## To be done
(a) Decide whether each statement agrees with the Stone Age article: (i) the first MSA toolkits appeared around 300 thousand years ago; (ii) the shift from MSA to LSA was a linear process; (iii) the study focuses on each individual tool rather than on tool forms that occur together. For each, answer yes or no and quote the deciding words.
(b) Answer from the Stone Age article:
(i) How many stone tool assemblages does the study cover?
(ii) At which university is Dr. Matt Grove an archaeologist?
(iii) What span of time does the database of stone tool production and use cover?
(c) Extract everything in the Stone Age article from "The study is" down to "Dr. Glove says.", without changing a word.

## Source
◆ ◆ ◆ ◆ ◆ ◆ ◆
Neural Network Makes it Easier to Identify Different Points in History
One area that is not covered as much in terms of artificial intelligence (AI) potential is how it can be used in history, anthropology, archaeology, and other similar fields. This is being demonstrated by new research that shows how machine learning can act as a tool for archaeologists to differentiate between two major periods: the Middle Stone Age (MSA) and the Later Stone Age (LSA).
This differentiation may seem like something that academia and archaeologists already have established, but that is far from the case. In many instances, it is not easy to distinguish between the two.
MSA and LSA
Around 300 thousand years ago, the first MSA toolkits appeared during the same time as the earliest fossils of Homo Sapiens. Those same tool kits were used all the way up until about 30 thousand years ago. A major shift in behavior took place around 67 thousand years ago when there were changes in stone tool production, and the resulting toolkits were LSA.
LSA toolkits were still being used in the recent past, and it is now becoming clear that the shift from MSA to LSA was anything but a linear process. The changes took place throughout different times and in different places, which is why researchers are so focused on this process that can help explain cultural innovation and creativity.
The foundation of this understanding is the differentiation between MSA and LSA.
Dr. Jimbob Blinkhorn is an archaeologist from the Pan African Evolution Research Group, Max Planck Institute for the Science of Human History and the Centre for Quaternary Research, Department of Geography, Royal Holloway.
“Eastern Africa is a key region to examine this major cultural change, not only because it hosts some of the youngest MSA sites and some of the oldest LSA sites, but also because a large number of well excavated and dated sites make it ideal for research using quantitative methods,” Dr. Blinkhorn says. “This enabled us to pull together a substantial database of changing patterns to stone tool production and use, spanning 130 to 12 thousand years ago, to examine the MSA-LSA transition.”
Artificial Neural Networks (ANNs)
The study is based on 16 alternate tool types across 92 stone tool assemblages, with a focus on their presence or absence. The study emphasizes the constellations of tool forms that often occur together rather than each individual tool.
Dr. Matt Grove is an archaeologist at the University of Liverpool.
“We’ve employed an Artificial Neural Network (ANN) approach to train and test models that differentiate LSA assemblages from MSA assemblages, as well as examining chronological difference between older (130-71 thousand years ago) and younger (71-28 thousand years ago) MSA assemblages with a 94% success rate,” Dr. Glove says.
◆ ◆ ◆ ◆ ◆ ◆ ◆
## Data extract
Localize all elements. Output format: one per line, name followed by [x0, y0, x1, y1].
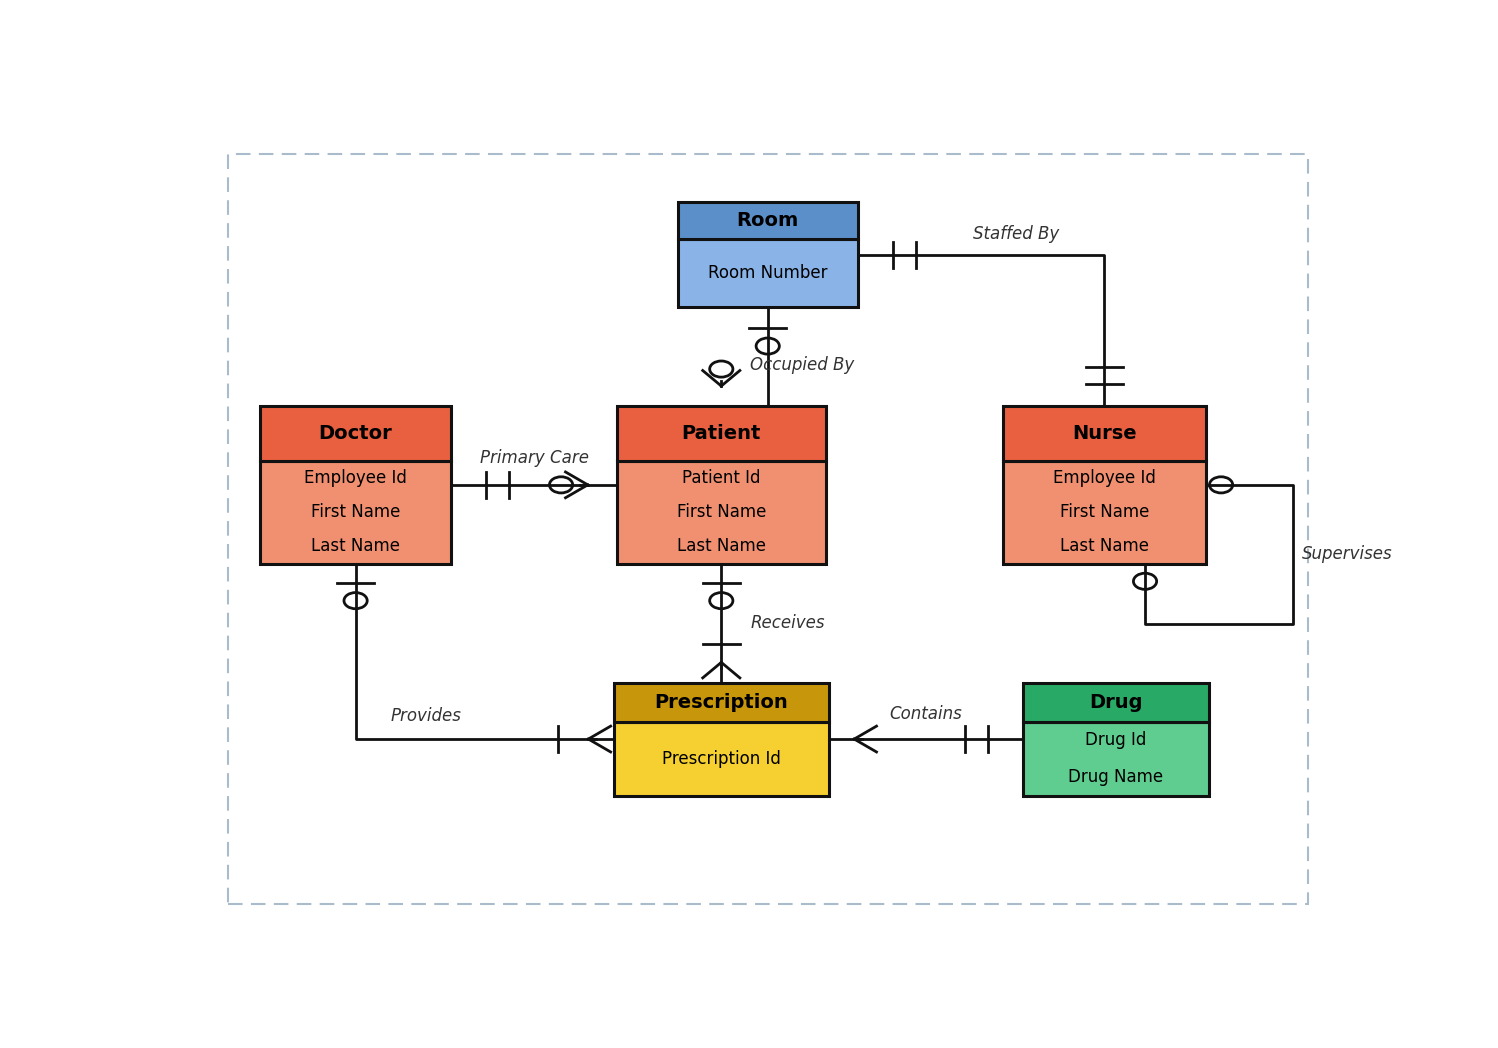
◆ ◆ ◆ ◆ ◆ ◆ ◆
## Replies
(a)
(i) Yes: "Around 300 thousand years ago, the first MSA toolkits appeared"
(ii) No: "the shift from MSA to LSA was anything but a linear process"
(iii) No: "The study emphasizes the constellations of tool forms that often occur together rather than each individual tool."

(b)
(i) 92
(ii) The University of Liverpool
(iii) 130 to 12 thousand years ago

(c)
The study is based on 16 alternate tool types across 92 stone tool assemblages, with a focus on their presence or absence. The study emphasizes the constellations of tool forms that often occur together rather than each individual tool.
Dr. Matt Grove is an archaeologist at the University of Liverpool.
“We’ve employed an Artificial Neural Network (ANN) approach to train and test models that differentiate LSA assemblages from MSA assemblages, as well as examining chronological difference between older (130-71 thousand years ago) and younger (71-28 thousand years ago) MSA assemblages with a 94% success rate,” Dr. Glove says.